-- Opening Marker --

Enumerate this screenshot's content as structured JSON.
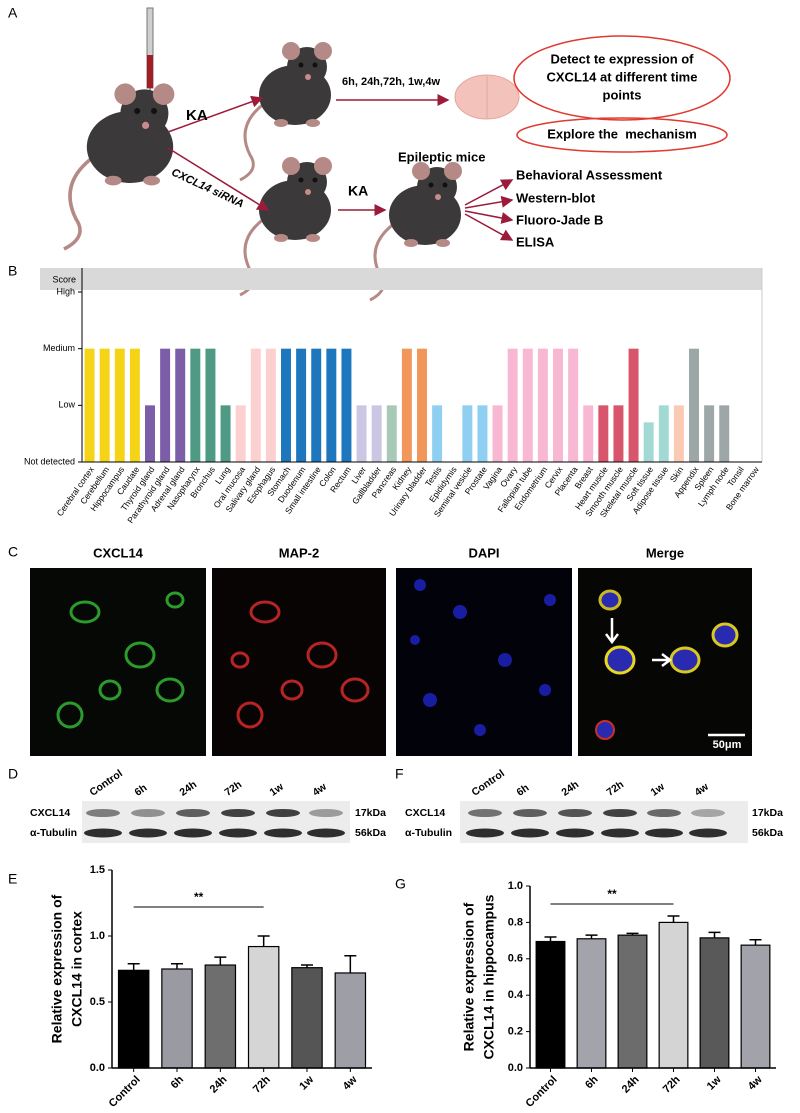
{
  "figure": {
    "panel_labels": [
      "A",
      "B",
      "C",
      "D",
      "E",
      "F",
      "G"
    ],
    "schematic": {
      "injection_1": "KA",
      "time_points": "6h, 24h,72h, 1w,4w",
      "goal_1": [
        "Detect te expression of",
        "CXCL14 at different time",
        "points"
      ],
      "goal_2": "Explore the  mechanism",
      "injection_2": "CXCL14 siRNA",
      "injection_3": "KA",
      "model": "Epileptic mice",
      "assays": [
        "Behavioral Assessment",
        "Western-blot",
        "Fluoro-Jade B",
        "ELISA"
      ]
    },
    "immunofluorescence": {
      "channels": [
        "CXCL14",
        "MAP-2",
        "DAPI",
        "Merge"
      ],
      "scale_bar": "50μm"
    },
    "western_blots": [
      {
        "lanes": [
          "Control",
          "6h",
          "24h",
          "72h",
          "1w",
          "4w"
        ],
        "proteins": [
          "CXCL14",
          "α-Tubulin"
        ],
        "sizes": [
          "17kDa",
          "56kDa"
        ]
      },
      {
        "lanes": [
          "Control",
          "6h",
          "24h",
          "72h",
          "1w",
          "4w"
        ],
        "proteins": [
          "CXCL14",
          "α-Tubulin"
        ],
        "sizes": [
          "17kDa",
          "56kDa"
        ]
      }
    ]
  },
  "chart_data": [
    {
      "type": "bar",
      "ylabel": "Score",
      "categories": [
        "Cerebral cortex",
        "Cerebellum",
        "Hippocampus",
        "Caudate",
        "Thyroid gland",
        "Parathyroid gland",
        "Adrenal gland",
        "Nasopharynx",
        "Bronchus",
        "Lung",
        "Oral mucosa",
        "Salivary gland",
        "Esophagus",
        "Stomach",
        "Duodenum",
        "Small intestine",
        "Colon",
        "Rectum",
        "Liver",
        "Gallbladder",
        "Pancreas",
        "Kidney",
        "Urinary bladder",
        "Testis",
        "Epididymis",
        "Seminal vesicle",
        "Prostate",
        "Vagina",
        "Ovary",
        "Fallopian tube",
        "Endometrium",
        "Cervix",
        "Placenta",
        "Breast",
        "Heart muscle",
        "Smooth muscle",
        "Skeletal muscle",
        "Soft tissue",
        "Adipose tissue",
        "Skin",
        "Appendix",
        "Spleen",
        "Lymph node",
        "Tonsil",
        "Bone marrow"
      ],
      "values": [
        2,
        2,
        2,
        2,
        1,
        2,
        2,
        2,
        2,
        1,
        1,
        2,
        2,
        2,
        2,
        2,
        2,
        2,
        1,
        1,
        1,
        2,
        2,
        1,
        0,
        1,
        1,
        1,
        2,
        2,
        2,
        2,
        2,
        1,
        1,
        1,
        2,
        0.7,
        1,
        1,
        2,
        1,
        1,
        0,
        0
      ],
      "colors": [
        "#f5d317",
        "#f5d317",
        "#f5d317",
        "#f5d317",
        "#7b5ea7",
        "#7b5ea7",
        "#7b5ea7",
        "#4e9a85",
        "#4e9a85",
        "#4e9a85",
        "#fbd0cf",
        "#fbd0cf",
        "#fbd0cf",
        "#1e77bd",
        "#1e77bd",
        "#1e77bd",
        "#1e77bd",
        "#1e77bd",
        "#cbc6e4",
        "#cbc6e4",
        "#a7c9b6",
        "#f2975b",
        "#f2975b",
        "#8fd0f2",
        "#8fd0f2",
        "#8fd0f2",
        "#8fd0f2",
        "#f8b8d4",
        "#f8b8d4",
        "#f8b8d4",
        "#f8b8d4",
        "#f8b8d4",
        "#f8b8d4",
        "#f8b8d4",
        "#d8566b",
        "#d8566b",
        "#d8566b",
        "#a3d9d3",
        "#a3d9d3",
        "#fbcab2",
        "#9da7a8",
        "#9da7a8",
        "#9da7a8",
        "#9da7a8",
        "#9da7a8"
      ],
      "ylim": [
        0,
        3
      ],
      "yticks": [
        {
          "value": 0,
          "label": "Not detected"
        },
        {
          "value": 1,
          "label": "Low"
        },
        {
          "value": 2,
          "label": "Medium"
        },
        {
          "value": 3,
          "label": "High"
        }
      ]
    },
    {
      "type": "bar",
      "ylabel": [
        "Relative expression of",
        "CXCL14 in cortex"
      ],
      "annotation": "**",
      "categories": [
        "Control",
        "6h",
        "24h",
        "72h",
        "1w",
        "4w"
      ],
      "values": [
        0.74,
        0.75,
        0.78,
        0.92,
        0.76,
        0.72
      ],
      "errors": [
        0.05,
        0.04,
        0.06,
        0.08,
        0.02,
        0.13
      ],
      "colors": [
        "#000000",
        "#9a9aa2",
        "#6e6e6e",
        "#d5d5d5",
        "#555555",
        "#9d9ea6"
      ],
      "ylim": [
        0,
        1.5
      ],
      "yticks": [
        {
          "value": 0,
          "label": "0.0"
        },
        0.5,
        {
          "value": 1,
          "label": "1.0"
        },
        1.5
      ]
    },
    {
      "type": "bar",
      "ylabel": [
        "Relative expression of",
        "CXCL14 in hippocampus"
      ],
      "annotation": "**",
      "categories": [
        "Control",
        "6h",
        "24h",
        "72h",
        "1w",
        "4w"
      ],
      "values": [
        0.695,
        0.71,
        0.73,
        0.8,
        0.715,
        0.675
      ],
      "errors": [
        0.025,
        0.02,
        0.01,
        0.035,
        0.03,
        0.03
      ],
      "colors": [
        "#000000",
        "#a3a3ab",
        "#6c6c6c",
        "#d4d4d4",
        "#595959",
        "#a2a2aa"
      ],
      "ylim": [
        0,
        1
      ],
      "yticks": [
        {
          "value": 0,
          "label": "0.0"
        },
        0.2,
        0.4,
        0.6,
        0.8,
        {
          "value": 1,
          "label": "1.0"
        }
      ]
    }
  ]
}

-- Closing Marker --

YOUR OBJECTIVE -
Everything in the records except the pictures should be retyped exactly.

WRITTEN REPLY -
Enumerate this screenshot's content as structured JSON.
{
  "figure": {
    "panel_labels": [
      "A",
      "B",
      "C",
      "D",
      "E",
      "F",
      "G"
    ],
    "schematic": {
      "injection_1": "KA",
      "time_points": "6h, 24h,72h, 1w,4w",
      "goal_1": [
        "Detect te expression of",
        "CXCL14 at different time",
        "points"
      ],
      "goal_2": "Explore the  mechanism",
      "injection_2": "CXCL14 siRNA",
      "injection_3": "KA",
      "model": "Epileptic mice",
      "assays": [
        "Behavioral Assessment",
        "Western-blot",
        "Fluoro-Jade B",
        "ELISA"
      ]
    },
    "immunofluorescence": {
      "channels": [
        "CXCL14",
        "MAP-2",
        "DAPI",
        "Merge"
      ],
      "scale_bar": "50μm"
    },
    "western_blots": [
      {
        "lanes": [
          "Control",
          "6h",
          "24h",
          "72h",
          "1w",
          "4w"
        ],
        "proteins": [
          "CXCL14",
          "α-Tubulin"
        ],
        "sizes": [
          "17kDa",
          "56kDa"
        ]
      },
      {
        "lanes": [
          "Control",
          "6h",
          "24h",
          "72h",
          "1w",
          "4w"
        ],
        "proteins": [
          "CXCL14",
          "α-Tubulin"
        ],
        "sizes": [
          "17kDa",
          "56kDa"
        ]
      }
    ]
  },
  "chart_data": [
    {
      "type": "bar",
      "ylabel": "Score",
      "categories": [
        "Cerebral cortex",
        "Cerebellum",
        "Hippocampus",
        "Caudate",
        "Thyroid gland",
        "Parathyroid gland",
        "Adrenal gland",
        "Nasopharynx",
        "Bronchus",
        "Lung",
        "Oral mucosa",
        "Salivary gland",
        "Esophagus",
        "Stomach",
        "Duodenum",
        "Small intestine",
        "Colon",
        "Rectum",
        "Liver",
        "Gallbladder",
        "Pancreas",
        "Kidney",
        "Urinary bladder",
        "Testis",
        "Epididymis",
        "Seminal vesicle",
        "Prostate",
        "Vagina",
        "Ovary",
        "Fallopian tube",
        "Endometrium",
        "Cervix",
        "Placenta",
        "Breast",
        "Heart muscle",
        "Smooth muscle",
        "Skeletal muscle",
        "Soft tissue",
        "Adipose tissue",
        "Skin",
        "Appendix",
        "Spleen",
        "Lymph node",
        "Tonsil",
        "Bone marrow"
      ],
      "values": [
        2,
        2,
        2,
        2,
        1,
        2,
        2,
        2,
        2,
        1,
        1,
        2,
        2,
        2,
        2,
        2,
        2,
        2,
        1,
        1,
        1,
        2,
        2,
        1,
        0,
        1,
        1,
        1,
        2,
        2,
        2,
        2,
        2,
        1,
        1,
        1,
        2,
        0.7,
        1,
        1,
        2,
        1,
        1,
        0,
        0
      ],
      "colors": [
        "#f5d317",
        "#f5d317",
        "#f5d317",
        "#f5d317",
        "#7b5ea7",
        "#7b5ea7",
        "#7b5ea7",
        "#4e9a85",
        "#4e9a85",
        "#4e9a85",
        "#fbd0cf",
        "#fbd0cf",
        "#fbd0cf",
        "#1e77bd",
        "#1e77bd",
        "#1e77bd",
        "#1e77bd",
        "#1e77bd",
        "#cbc6e4",
        "#cbc6e4",
        "#a7c9b6",
        "#f2975b",
        "#f2975b",
        "#8fd0f2",
        "#8fd0f2",
        "#8fd0f2",
        "#8fd0f2",
        "#f8b8d4",
        "#f8b8d4",
        "#f8b8d4",
        "#f8b8d4",
        "#f8b8d4",
        "#f8b8d4",
        "#f8b8d4",
        "#d8566b",
        "#d8566b",
        "#d8566b",
        "#a3d9d3",
        "#a3d9d3",
        "#fbcab2",
        "#9da7a8",
        "#9da7a8",
        "#9da7a8",
        "#9da7a8",
        "#9da7a8"
      ],
      "ylim": [
        0,
        3
      ],
      "yticks": [
        {
          "value": 0,
          "label": "Not detected"
        },
        {
          "value": 1,
          "label": "Low"
        },
        {
          "value": 2,
          "label": "Medium"
        },
        {
          "value": 3,
          "label": "High"
        }
      ]
    },
    {
      "type": "bar",
      "ylabel": [
        "Relative expression of",
        "CXCL14 in cortex"
      ],
      "annotation": "**",
      "categories": [
        "Control",
        "6h",
        "24h",
        "72h",
        "1w",
        "4w"
      ],
      "values": [
        0.74,
        0.75,
        0.78,
        0.92,
        0.76,
        0.72
      ],
      "errors": [
        0.05,
        0.04,
        0.06,
        0.08,
        0.02,
        0.13
      ],
      "colors": [
        "#000000",
        "#9a9aa2",
        "#6e6e6e",
        "#d5d5d5",
        "#555555",
        "#9d9ea6"
      ],
      "ylim": [
        0,
        1.5
      ],
      "yticks": [
        {
          "value": 0,
          "label": "0.0"
        },
        0.5,
        {
          "value": 1,
          "label": "1.0"
        },
        1.5
      ]
    },
    {
      "type": "bar",
      "ylabel": [
        "Relative expression of",
        "CXCL14 in hippocampus"
      ],
      "annotation": "**",
      "categories": [
        "Control",
        "6h",
        "24h",
        "72h",
        "1w",
        "4w"
      ],
      "values": [
        0.695,
        0.71,
        0.73,
        0.8,
        0.715,
        0.675
      ],
      "errors": [
        0.025,
        0.02,
        0.01,
        0.035,
        0.03,
        0.03
      ],
      "colors": [
        "#000000",
        "#a3a3ab",
        "#6c6c6c",
        "#d4d4d4",
        "#595959",
        "#a2a2aa"
      ],
      "ylim": [
        0,
        1
      ],
      "yticks": [
        {
          "value": 0,
          "label": "0.0"
        },
        0.2,
        0.4,
        0.6,
        0.8,
        {
          "value": 1,
          "label": "1.0"
        }
      ]
    }
  ]
}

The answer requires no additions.